**DATA SUPPLIED:**
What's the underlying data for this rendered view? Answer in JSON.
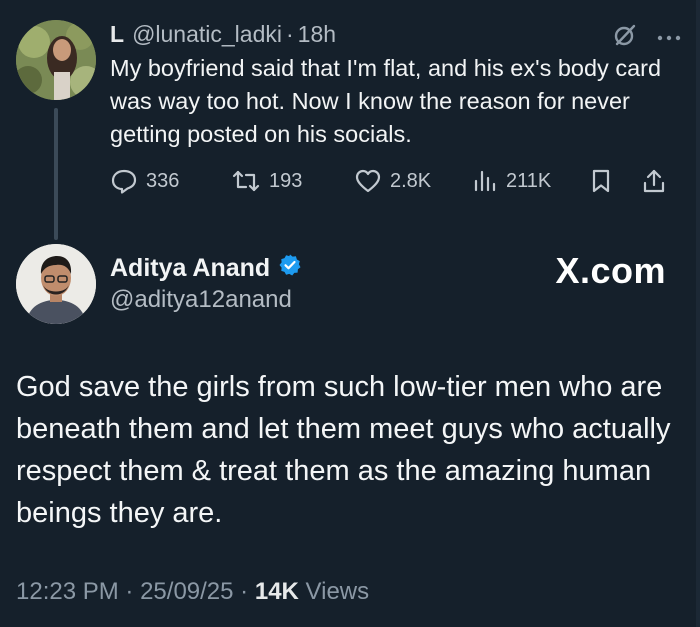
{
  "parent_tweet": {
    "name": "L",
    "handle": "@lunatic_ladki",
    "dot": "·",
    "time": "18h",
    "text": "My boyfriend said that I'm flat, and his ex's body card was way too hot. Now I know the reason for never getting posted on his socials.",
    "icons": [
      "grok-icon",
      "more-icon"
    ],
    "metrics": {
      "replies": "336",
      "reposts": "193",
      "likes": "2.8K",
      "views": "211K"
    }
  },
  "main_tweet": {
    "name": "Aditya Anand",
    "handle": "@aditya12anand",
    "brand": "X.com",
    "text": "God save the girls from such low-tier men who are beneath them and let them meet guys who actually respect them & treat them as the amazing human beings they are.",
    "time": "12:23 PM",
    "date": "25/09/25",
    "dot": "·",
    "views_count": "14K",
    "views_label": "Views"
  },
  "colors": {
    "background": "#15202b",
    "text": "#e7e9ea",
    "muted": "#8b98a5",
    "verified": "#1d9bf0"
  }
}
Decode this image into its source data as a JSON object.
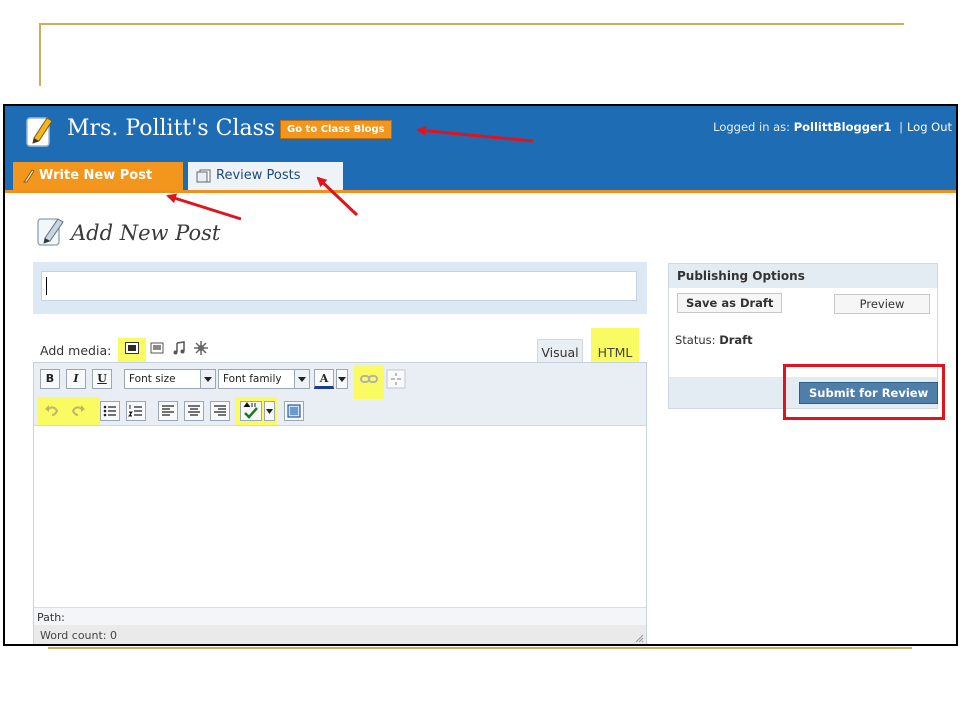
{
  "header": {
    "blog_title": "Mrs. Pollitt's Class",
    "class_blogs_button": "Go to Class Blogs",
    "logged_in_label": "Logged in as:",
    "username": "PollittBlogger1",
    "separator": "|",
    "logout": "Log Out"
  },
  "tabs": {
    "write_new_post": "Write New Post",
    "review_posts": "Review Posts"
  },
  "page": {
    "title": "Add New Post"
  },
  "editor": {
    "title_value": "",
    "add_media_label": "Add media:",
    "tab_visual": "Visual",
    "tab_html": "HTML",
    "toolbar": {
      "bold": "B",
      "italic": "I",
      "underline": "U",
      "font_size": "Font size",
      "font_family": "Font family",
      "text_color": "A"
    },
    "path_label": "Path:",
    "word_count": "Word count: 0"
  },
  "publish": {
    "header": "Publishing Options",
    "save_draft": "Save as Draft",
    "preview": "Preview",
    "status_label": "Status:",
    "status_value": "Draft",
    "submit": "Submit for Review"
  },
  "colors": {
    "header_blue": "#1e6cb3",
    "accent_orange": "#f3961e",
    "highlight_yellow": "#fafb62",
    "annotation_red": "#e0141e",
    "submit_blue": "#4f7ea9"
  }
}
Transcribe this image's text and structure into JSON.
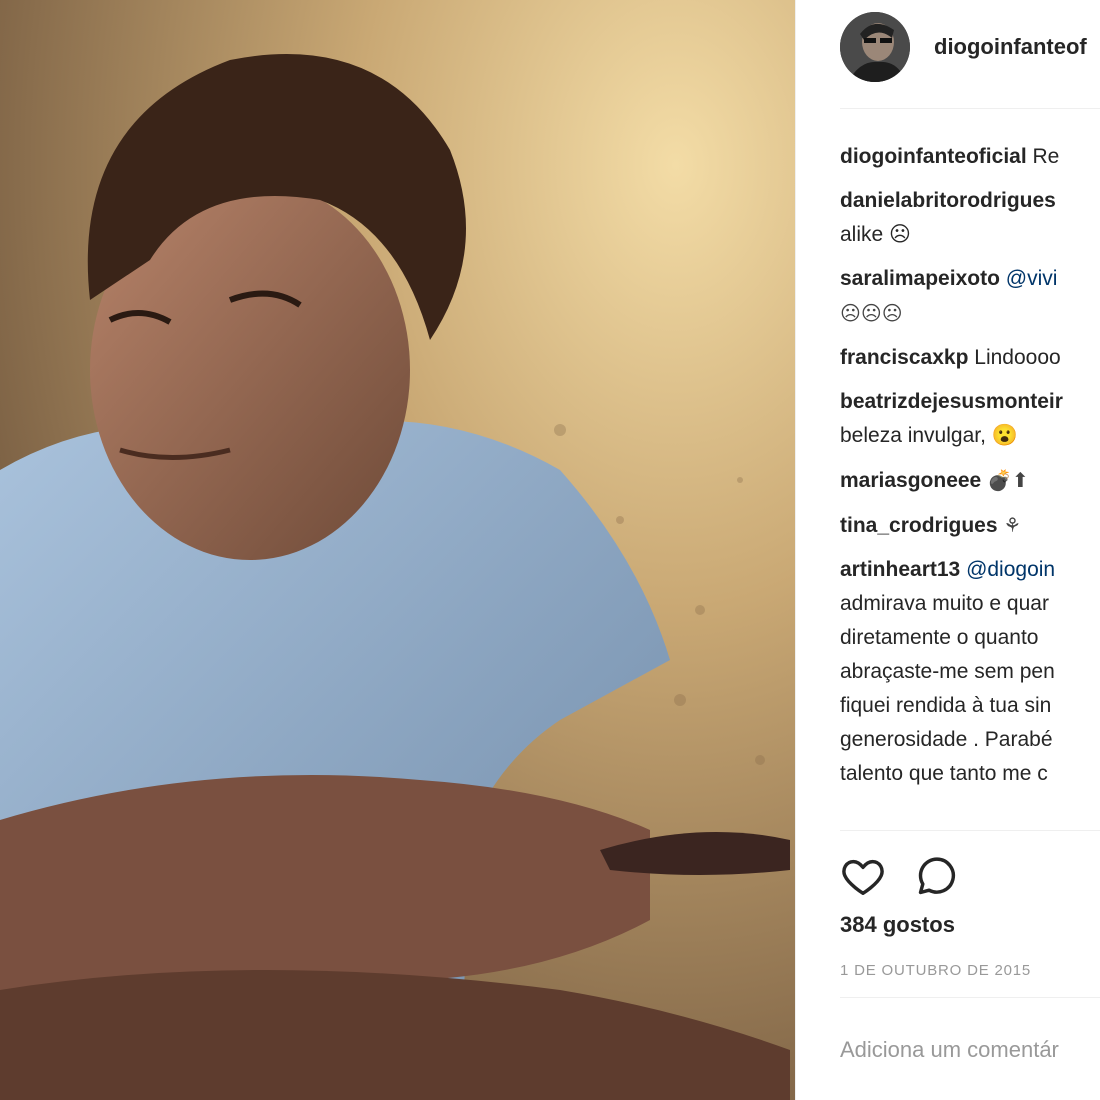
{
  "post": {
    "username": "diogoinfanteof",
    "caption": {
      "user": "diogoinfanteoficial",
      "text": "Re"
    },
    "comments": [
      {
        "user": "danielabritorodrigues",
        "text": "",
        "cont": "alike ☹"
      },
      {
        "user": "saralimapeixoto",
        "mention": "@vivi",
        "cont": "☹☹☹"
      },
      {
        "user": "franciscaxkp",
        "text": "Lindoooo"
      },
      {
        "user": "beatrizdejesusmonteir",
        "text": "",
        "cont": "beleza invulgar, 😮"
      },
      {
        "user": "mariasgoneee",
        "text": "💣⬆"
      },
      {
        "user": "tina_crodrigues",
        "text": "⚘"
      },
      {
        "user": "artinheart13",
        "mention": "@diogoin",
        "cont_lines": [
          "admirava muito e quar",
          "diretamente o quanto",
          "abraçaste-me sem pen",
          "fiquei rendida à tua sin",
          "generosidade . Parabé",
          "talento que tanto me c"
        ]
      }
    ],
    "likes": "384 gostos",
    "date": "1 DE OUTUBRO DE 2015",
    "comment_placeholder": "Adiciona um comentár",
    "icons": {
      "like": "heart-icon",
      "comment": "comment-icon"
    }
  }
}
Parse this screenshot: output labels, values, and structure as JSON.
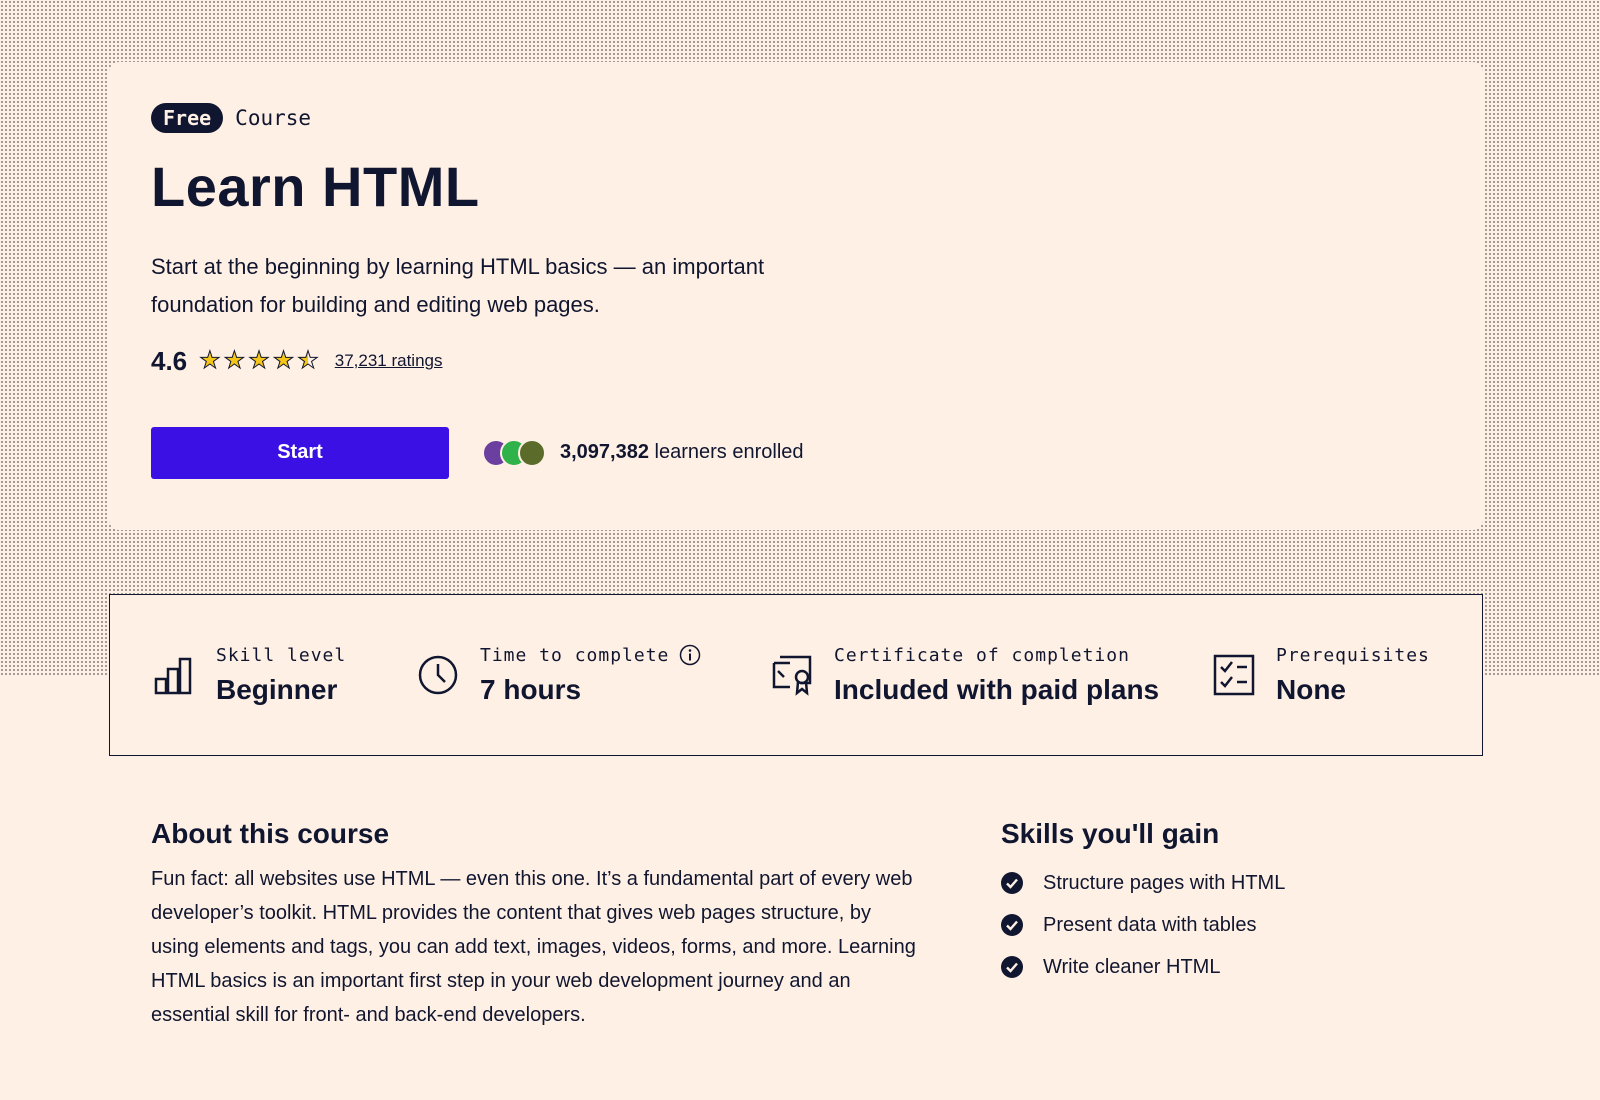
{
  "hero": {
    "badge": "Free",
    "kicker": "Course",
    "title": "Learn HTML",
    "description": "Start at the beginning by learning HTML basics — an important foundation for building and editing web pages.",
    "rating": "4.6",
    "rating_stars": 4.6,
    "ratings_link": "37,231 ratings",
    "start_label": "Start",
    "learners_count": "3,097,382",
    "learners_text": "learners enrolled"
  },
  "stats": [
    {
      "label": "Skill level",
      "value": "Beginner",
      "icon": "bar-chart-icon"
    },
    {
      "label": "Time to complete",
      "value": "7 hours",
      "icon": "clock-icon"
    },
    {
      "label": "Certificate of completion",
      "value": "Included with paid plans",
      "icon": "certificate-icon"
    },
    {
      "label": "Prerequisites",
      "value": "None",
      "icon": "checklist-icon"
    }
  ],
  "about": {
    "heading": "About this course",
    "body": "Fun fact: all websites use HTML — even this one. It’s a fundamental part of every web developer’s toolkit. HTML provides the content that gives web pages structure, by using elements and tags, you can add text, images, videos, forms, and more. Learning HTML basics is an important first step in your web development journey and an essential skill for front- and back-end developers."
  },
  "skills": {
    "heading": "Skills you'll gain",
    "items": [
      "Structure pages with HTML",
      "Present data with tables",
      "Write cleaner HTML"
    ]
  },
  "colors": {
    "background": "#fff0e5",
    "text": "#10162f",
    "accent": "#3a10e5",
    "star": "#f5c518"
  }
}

**WHAT NEEDS TO BE DONE:**
Copy each line above where the string "HTML" occurs.

**WORKED ANSWER:**
    "tab_html": "HTML",
    "title": "Learn HTML",
    "description": "Start at the beginning by learning HTML basics — an important foundation for building and editing web pages.",
    "body": "Fun fact: all websites use HTML — even this one. It’s a fundamental part of every web developer’s toolkit. HTML provides the content that gives web pages structure, by using elements and tags, you can add text, images, videos, forms, and more. Learning HTML basics is an important first step in your web development journey and an essential skill for front- and back-end developers."
      "Structure pages with HTML",
      "Write cleaner HTML"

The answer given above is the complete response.